/---

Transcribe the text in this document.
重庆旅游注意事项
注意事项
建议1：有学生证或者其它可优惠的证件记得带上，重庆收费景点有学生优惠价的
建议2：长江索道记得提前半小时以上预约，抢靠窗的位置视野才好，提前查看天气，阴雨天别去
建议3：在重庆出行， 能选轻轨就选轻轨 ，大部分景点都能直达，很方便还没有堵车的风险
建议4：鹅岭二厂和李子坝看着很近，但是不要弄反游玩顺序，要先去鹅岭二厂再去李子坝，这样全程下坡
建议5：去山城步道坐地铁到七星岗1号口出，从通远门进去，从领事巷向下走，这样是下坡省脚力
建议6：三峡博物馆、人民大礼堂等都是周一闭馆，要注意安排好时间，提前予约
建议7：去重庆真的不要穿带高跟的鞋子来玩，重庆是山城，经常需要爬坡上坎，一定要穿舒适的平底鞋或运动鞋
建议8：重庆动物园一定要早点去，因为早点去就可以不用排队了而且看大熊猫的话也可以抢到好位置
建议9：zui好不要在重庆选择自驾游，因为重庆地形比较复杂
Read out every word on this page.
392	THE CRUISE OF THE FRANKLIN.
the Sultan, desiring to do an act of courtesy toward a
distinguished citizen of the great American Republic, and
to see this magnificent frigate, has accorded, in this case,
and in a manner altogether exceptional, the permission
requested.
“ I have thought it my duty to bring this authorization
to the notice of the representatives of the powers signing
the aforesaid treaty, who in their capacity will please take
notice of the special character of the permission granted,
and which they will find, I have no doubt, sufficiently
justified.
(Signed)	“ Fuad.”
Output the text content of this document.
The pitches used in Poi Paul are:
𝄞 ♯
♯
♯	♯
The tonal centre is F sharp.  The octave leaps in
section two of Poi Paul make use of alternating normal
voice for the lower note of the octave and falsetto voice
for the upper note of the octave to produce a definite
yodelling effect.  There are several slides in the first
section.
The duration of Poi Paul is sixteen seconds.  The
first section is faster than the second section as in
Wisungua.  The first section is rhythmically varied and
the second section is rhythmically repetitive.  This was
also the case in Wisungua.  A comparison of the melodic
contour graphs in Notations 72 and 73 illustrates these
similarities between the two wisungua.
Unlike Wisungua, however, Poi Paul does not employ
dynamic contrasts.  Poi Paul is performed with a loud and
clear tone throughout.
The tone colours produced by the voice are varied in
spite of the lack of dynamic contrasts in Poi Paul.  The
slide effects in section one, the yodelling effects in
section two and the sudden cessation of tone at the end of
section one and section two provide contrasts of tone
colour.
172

\---

GIVEN PROBLEM - Identify the lines in the entries that hold "varied" and return each one.

OUTPUT FOR THIS EXERCISE -
Wisungua.  The first section is rhythmically varied and
The tone colours produced by the voice are varied in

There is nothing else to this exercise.